== RECORDS TO USE ==
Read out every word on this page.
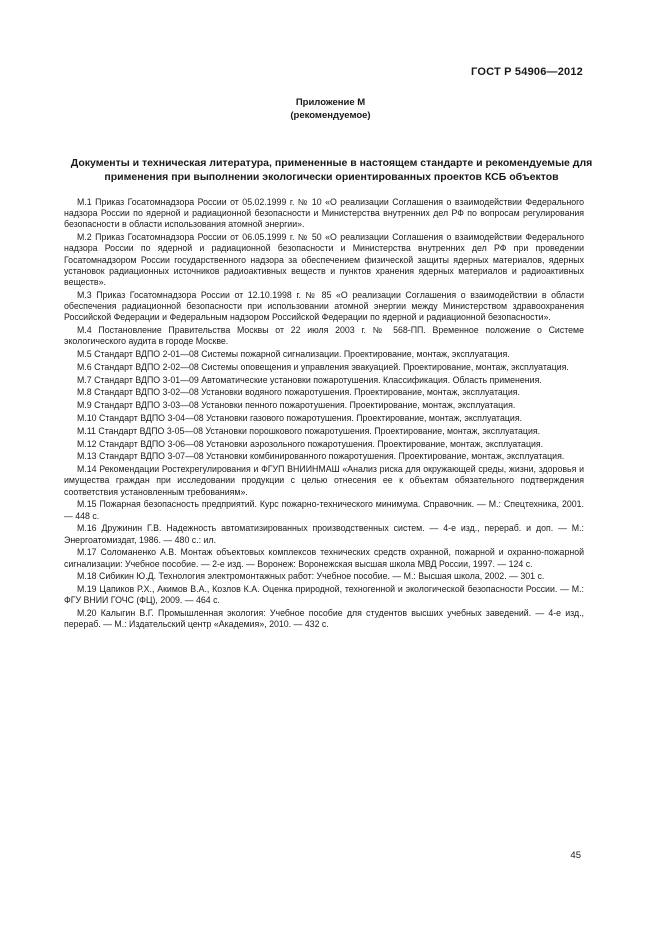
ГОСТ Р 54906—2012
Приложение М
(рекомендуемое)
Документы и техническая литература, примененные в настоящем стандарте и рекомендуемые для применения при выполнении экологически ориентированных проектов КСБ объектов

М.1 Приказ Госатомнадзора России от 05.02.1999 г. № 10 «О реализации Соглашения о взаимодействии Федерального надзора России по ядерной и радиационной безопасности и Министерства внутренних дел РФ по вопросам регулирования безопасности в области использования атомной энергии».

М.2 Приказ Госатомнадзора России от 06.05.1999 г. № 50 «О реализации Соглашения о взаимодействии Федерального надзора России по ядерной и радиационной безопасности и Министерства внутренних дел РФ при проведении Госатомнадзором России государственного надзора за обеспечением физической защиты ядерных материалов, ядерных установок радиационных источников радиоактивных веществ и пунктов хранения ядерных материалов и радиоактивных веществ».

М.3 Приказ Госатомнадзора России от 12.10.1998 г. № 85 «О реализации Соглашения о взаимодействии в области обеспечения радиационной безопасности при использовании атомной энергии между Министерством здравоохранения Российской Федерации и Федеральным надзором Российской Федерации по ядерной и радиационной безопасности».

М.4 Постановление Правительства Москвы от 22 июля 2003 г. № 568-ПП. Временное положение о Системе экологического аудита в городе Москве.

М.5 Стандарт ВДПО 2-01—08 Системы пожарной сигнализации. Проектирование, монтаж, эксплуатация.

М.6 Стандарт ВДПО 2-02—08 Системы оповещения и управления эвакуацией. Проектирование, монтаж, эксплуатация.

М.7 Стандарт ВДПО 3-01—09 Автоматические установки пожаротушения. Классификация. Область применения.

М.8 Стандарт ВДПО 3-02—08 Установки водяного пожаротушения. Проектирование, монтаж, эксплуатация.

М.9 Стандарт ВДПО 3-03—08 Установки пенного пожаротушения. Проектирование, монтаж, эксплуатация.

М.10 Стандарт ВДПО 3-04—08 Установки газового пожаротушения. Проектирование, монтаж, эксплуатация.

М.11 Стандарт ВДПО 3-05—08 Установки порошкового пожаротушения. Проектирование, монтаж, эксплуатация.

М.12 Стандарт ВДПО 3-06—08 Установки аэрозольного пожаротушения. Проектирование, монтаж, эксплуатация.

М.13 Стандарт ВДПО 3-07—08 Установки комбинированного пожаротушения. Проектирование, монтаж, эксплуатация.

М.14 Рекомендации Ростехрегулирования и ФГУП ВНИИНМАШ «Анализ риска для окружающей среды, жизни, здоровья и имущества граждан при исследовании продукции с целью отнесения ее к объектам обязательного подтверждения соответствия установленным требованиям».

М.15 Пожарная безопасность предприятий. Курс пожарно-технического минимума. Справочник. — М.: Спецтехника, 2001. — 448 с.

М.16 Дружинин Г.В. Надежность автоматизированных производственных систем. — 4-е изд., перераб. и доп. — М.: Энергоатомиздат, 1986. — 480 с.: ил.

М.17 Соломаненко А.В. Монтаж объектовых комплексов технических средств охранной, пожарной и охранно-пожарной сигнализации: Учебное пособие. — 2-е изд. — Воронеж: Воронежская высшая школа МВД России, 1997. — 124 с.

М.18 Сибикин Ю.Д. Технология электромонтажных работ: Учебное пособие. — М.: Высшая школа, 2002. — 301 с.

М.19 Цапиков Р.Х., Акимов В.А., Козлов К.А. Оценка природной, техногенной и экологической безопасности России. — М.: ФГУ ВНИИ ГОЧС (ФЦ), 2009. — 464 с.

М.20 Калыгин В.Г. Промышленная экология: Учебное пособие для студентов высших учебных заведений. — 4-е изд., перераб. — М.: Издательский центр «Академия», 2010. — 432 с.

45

== PROBLEM TO WORK ON ==
Pictures in the records should not appear in your copy, but everything else must be transcribed exactly.

== FULL SOLUTION ==
Read out every word on this page.
ГОСТ Р 54906—2012
Приложение М
(рекомендуемое)
Документы и техническая литература, примененные в настоящем стандарте и рекомендуемые для применения при выполнении экологически ориентированных проектов КСБ объектов

М.1 Приказ Госатомнадзора России от 05.02.1999 г. № 10 «О реализации Соглашения о взаимодействии Федерального надзора России по ядерной и радиационной безопасности и Министерства внутренних дел РФ по вопросам регулирования безопасности в области использования атомной энергии».

М.2 Приказ Госатомнадзора России от 06.05.1999 г. № 50 «О реализации Соглашения о взаимодействии Федерального надзора России по ядерной и радиационной безопасности и Министерства внутренних дел РФ при проведении Госатомнадзором России государственного надзора за обеспечением физической защиты ядерных материалов, ядерных установок радиационных источников радиоактивных веществ и пунктов хранения ядерных материалов и радиоактивных веществ».

М.3 Приказ Госатомнадзора России от 12.10.1998 г. № 85 «О реализации Соглашения о взаимодействии в области обеспечения радиационной безопасности при использовании атомной энергии между Министерством здравоохранения Российской Федерации и Федеральным надзором Российской Федерации по ядерной и радиационной безопасности».

М.4 Постановление Правительства Москвы от 22 июля 2003 г. № 568-ПП. Временное положение о Системе экологического аудита в городе Москве.

М.5 Стандарт ВДПО 2-01—08 Системы пожарной сигнализации. Проектирование, монтаж, эксплуатация.

М.6 Стандарт ВДПО 2-02—08 Системы оповещения и управления эвакуацией. Проектирование, монтаж, эксплуатация.

М.7 Стандарт ВДПО 3-01—09 Автоматические установки пожаротушения. Классификация. Область применения.

М.8 Стандарт ВДПО 3-02—08 Установки водяного пожаротушения. Проектирование, монтаж, эксплуатация.

М.9 Стандарт ВДПО 3-03—08 Установки пенного пожаротушения. Проектирование, монтаж, эксплуатация.

М.10 Стандарт ВДПО 3-04—08 Установки газового пожаротушения. Проектирование, монтаж, эксплуатация.

М.11 Стандарт ВДПО 3-05—08 Установки порошкового пожаротушения. Проектирование, монтаж, эксплуатация.

М.12 Стандарт ВДПО 3-06—08 Установки аэрозольного пожаротушения. Проектирование, монтаж, эксплуатация.

М.13 Стандарт ВДПО 3-07—08 Установки комбинированного пожаротушения. Проектирование, монтаж, эксплуатация.

М.14 Рекомендации Ростехрегулирования и ФГУП ВНИИНМАШ «Анализ риска для окружающей среды, жизни, здоровья и имущества граждан при исследовании продукции с целью отнесения ее к объектам обязательного подтверждения соответствия установленным требованиям».

М.15 Пожарная безопасность предприятий. Курс пожарно-технического минимума. Справочник. — М.: Спецтехника, 2001. — 448 с.

М.16 Дружинин Г.В. Надежность автоматизированных производственных систем. — 4-е изд., перераб. и доп. — М.: Энергоатомиздат, 1986. — 480 с.: ил.

М.17 Соломаненко А.В. Монтаж объектовых комплексов технических средств охранной, пожарной и охранно-пожарной сигнализации: Учебное пособие. — 2-е изд. — Воронеж: Воронежская высшая школа МВД России, 1997. — 124 с.

М.18 Сибикин Ю.Д. Технология электромонтажных работ: Учебное пособие. — М.: Высшая школа, 2002. — 301 с.

М.19 Цапиков Р.Х., Акимов В.А., Козлов К.А. Оценка природной, техногенной и экологической безопасности России. — М.: ФГУ ВНИИ ГОЧС (ФЦ), 2009. — 464 с.

М.20 Калыгин В.Г. Промышленная экология: Учебное пособие для студентов высших учебных заведений. — 4-е изд., перераб. — М.: Издательский центр «Академия», 2010. — 432 с.

45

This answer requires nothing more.